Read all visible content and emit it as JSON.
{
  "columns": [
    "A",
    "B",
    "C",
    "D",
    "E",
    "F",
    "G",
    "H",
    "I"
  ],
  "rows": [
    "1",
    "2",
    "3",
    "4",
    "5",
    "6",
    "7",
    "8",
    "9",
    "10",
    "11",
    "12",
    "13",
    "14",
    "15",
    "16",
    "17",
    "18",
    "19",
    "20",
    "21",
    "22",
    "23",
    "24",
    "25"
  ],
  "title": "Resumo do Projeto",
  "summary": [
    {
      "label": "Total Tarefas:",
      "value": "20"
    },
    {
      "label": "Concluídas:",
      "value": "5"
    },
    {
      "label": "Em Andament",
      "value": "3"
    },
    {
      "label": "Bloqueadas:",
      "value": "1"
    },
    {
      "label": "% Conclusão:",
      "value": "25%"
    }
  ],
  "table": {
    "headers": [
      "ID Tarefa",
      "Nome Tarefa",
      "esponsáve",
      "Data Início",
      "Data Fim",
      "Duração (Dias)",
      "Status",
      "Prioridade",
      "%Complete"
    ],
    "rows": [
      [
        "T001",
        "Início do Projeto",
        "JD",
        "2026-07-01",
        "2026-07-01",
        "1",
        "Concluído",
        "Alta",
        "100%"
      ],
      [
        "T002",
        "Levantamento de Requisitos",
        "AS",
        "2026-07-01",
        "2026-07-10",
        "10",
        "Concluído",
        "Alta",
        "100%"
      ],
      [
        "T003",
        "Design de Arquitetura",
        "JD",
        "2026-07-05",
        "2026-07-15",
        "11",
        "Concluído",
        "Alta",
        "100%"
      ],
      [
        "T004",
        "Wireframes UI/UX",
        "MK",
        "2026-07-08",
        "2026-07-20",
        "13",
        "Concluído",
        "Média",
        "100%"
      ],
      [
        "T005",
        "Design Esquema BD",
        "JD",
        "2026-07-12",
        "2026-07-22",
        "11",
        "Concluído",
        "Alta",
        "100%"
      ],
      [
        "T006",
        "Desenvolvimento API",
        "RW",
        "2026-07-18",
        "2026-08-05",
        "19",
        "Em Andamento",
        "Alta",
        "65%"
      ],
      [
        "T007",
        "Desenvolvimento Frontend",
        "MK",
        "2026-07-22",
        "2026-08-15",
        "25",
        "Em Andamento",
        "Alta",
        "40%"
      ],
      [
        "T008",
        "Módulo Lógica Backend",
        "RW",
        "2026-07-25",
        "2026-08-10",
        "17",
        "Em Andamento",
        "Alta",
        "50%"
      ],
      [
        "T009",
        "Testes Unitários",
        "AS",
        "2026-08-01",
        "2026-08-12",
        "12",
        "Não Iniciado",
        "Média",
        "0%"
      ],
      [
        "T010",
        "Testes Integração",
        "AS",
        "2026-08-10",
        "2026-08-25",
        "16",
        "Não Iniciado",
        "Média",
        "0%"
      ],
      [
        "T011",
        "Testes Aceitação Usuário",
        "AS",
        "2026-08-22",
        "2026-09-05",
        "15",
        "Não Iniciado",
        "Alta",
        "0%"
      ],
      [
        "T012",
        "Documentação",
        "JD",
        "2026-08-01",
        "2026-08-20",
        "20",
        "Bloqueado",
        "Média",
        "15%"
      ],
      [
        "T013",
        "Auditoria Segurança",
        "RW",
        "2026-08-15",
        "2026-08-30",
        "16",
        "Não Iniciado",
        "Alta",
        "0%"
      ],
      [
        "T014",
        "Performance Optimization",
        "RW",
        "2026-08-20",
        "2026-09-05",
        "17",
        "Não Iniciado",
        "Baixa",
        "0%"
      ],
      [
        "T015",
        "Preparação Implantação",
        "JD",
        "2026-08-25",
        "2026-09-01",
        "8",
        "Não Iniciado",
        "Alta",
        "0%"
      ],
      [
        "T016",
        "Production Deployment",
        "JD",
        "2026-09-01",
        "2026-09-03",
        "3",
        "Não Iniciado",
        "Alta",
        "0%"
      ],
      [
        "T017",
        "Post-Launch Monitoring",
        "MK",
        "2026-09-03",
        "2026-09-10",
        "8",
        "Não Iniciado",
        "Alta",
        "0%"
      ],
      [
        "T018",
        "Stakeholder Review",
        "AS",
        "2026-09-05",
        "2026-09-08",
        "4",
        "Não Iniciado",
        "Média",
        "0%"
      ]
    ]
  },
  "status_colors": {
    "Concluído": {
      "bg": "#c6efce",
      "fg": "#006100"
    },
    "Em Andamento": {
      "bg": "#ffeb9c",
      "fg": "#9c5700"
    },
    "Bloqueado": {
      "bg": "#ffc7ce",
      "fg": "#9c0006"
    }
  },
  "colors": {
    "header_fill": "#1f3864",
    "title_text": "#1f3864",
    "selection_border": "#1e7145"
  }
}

◇ ◇ ◇

Show every line of the listing in which the string "Projeto" can be found.

#### Written answer:
  "title": "Resumo do Projeto",
        "Início do Projeto",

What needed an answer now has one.